**Brief**: Print all entries word for word.

:: Input data ::

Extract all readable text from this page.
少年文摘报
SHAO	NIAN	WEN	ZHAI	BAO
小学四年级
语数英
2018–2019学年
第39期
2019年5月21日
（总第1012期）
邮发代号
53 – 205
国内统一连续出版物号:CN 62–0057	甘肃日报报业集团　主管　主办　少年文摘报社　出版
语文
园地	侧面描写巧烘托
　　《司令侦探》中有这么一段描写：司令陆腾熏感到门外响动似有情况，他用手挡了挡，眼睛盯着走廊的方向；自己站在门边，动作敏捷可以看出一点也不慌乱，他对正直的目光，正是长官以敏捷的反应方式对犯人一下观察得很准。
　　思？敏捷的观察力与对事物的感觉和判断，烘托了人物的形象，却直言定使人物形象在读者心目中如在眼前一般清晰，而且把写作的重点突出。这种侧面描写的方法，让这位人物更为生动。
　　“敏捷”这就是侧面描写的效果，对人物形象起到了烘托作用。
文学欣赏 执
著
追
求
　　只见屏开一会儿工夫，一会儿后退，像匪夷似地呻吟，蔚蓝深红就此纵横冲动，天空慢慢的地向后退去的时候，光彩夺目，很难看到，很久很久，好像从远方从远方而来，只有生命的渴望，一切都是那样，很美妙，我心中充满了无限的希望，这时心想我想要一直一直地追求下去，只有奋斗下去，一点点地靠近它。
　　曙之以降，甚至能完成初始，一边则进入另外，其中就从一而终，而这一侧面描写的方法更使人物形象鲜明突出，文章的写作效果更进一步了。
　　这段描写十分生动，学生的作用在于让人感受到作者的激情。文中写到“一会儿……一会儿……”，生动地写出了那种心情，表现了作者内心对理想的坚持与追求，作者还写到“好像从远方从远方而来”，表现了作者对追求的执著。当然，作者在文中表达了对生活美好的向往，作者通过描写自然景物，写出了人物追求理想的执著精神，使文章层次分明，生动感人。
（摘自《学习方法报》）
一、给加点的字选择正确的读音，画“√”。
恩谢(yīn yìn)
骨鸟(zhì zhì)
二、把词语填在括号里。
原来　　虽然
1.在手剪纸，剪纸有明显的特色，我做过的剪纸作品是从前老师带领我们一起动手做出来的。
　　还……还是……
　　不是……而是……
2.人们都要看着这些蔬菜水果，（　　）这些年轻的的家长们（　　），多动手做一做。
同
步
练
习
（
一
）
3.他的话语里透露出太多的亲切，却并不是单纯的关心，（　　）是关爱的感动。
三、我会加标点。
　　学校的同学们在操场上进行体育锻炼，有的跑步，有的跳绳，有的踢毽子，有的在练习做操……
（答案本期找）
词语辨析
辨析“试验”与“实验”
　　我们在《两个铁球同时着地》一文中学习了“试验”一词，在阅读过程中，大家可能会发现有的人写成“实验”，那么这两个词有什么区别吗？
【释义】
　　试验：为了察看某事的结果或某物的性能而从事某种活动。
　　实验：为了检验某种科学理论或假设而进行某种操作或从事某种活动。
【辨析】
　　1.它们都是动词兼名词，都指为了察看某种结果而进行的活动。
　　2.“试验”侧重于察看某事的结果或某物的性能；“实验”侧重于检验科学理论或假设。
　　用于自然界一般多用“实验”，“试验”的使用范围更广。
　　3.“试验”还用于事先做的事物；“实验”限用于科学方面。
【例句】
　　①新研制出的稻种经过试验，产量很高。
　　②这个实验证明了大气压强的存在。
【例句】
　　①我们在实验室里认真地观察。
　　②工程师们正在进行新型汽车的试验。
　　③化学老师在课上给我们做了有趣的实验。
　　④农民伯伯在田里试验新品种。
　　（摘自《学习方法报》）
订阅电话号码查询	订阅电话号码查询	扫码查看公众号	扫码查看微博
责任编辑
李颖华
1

:::

**Solution for this problem**:
Extract all readable text from this page.
少年文摘报
SHAO	NIAN	WEN	ZHAI	BAO
小学四年级
语数英
2018–2019学年
第39期
2019年5月21日
（总第1012期）
邮发代号
53 – 205
国内统一连续出版物号:CN 62–0057	甘肃日报报业集团　主管　主办　少年文摘报社　出版
语文
园地	侧面描写巧烘托
　　《司令侦探》中有这么一段描写：司令陆腾熏感到门外响动似有情况，他用手挡了挡，眼睛盯着走廊的方向；自己站在门边，动作敏捷可以看出一点也不慌乱，他对正直的目光，正是长官以敏捷的反应方式对犯人一下观察得很准。
　　思？敏捷的观察力与对事物的感觉和判断，烘托了人物的形象，却直言定使人物形象在读者心目中如在眼前一般清晰，而且把写作的重点突出。这种侧面描写的方法，让这位人物更为生动。
　　“敏捷”这就是侧面描写的效果，对人物形象起到了烘托作用。
文学欣赏 执
著
追
求
　　只见屏开一会儿工夫，一会儿后退，像匪夷似地呻吟，蔚蓝深红就此纵横冲动，天空慢慢的地向后退去的时候，光彩夺目，很难看到，很久很久，好像从远方从远方而来，只有生命的渴望，一切都是那样，很美妙，我心中充满了无限的希望，这时心想我想要一直一直地追求下去，只有奋斗下去，一点点地靠近它。
　　曙之以降，甚至能完成初始，一边则进入另外，其中就从一而终，而这一侧面描写的方法更使人物形象鲜明突出，文章的写作效果更进一步了。
　　这段描写十分生动，学生的作用在于让人感受到作者的激情。文中写到“一会儿……一会儿……”，生动地写出了那种心情，表现了作者内心对理想的坚持与追求，作者还写到“好像从远方从远方而来”，表现了作者对追求的执著。当然，作者在文中表达了对生活美好的向往，作者通过描写自然景物，写出了人物追求理想的执著精神，使文章层次分明，生动感人。
（摘自《学习方法报》）
一、给加点的字选择正确的读音，画“√”。
恩谢(yīn yìn)
骨鸟(zhì zhì)
二、把词语填在括号里。
原来　　虽然
1.在手剪纸，剪纸有明显的特色，我做过的剪纸作品是从前老师带领我们一起动手做出来的。
　　还……还是……
　　不是……而是……
2.人们都要看着这些蔬菜水果，（　　）这些年轻的的家长们（　　），多动手做一做。
同
步
练
习
（
一
）
3.他的话语里透露出太多的亲切，却并不是单纯的关心，（　　）是关爱的感动。
三、我会加标点。
　　学校的同学们在操场上进行体育锻炼，有的跑步，有的跳绳，有的踢毽子，有的在练习做操……
（答案本期找）
词语辨析
辨析“试验”与“实验”
　　我们在《两个铁球同时着地》一文中学习了“试验”一词，在阅读过程中，大家可能会发现有的人写成“实验”，那么这两个词有什么区别吗？
【释义】
　　试验：为了察看某事的结果或某物的性能而从事某种活动。
　　实验：为了检验某种科学理论或假设而进行某种操作或从事某种活动。
【辨析】
　　1.它们都是动词兼名词，都指为了察看某种结果而进行的活动。
　　2.“试验”侧重于察看某事的结果或某物的性能；“实验”侧重于检验科学理论或假设。
　　用于自然界一般多用“实验”，“试验”的使用范围更广。
　　3.“试验”还用于事先做的事物；“实验”限用于科学方面。
【例句】
　　①新研制出的稻种经过试验，产量很高。
　　②这个实验证明了大气压强的存在。
【例句】
　　①我们在实验室里认真地观察。
　　②工程师们正在进行新型汽车的试验。
　　③化学老师在课上给我们做了有趣的实验。
　　④农民伯伯在田里试验新品种。
　　（摘自《学习方法报》）
订阅电话号码查询	订阅电话号码查询	扫码查看公众号	扫码查看微博
责任编辑
李颖华
1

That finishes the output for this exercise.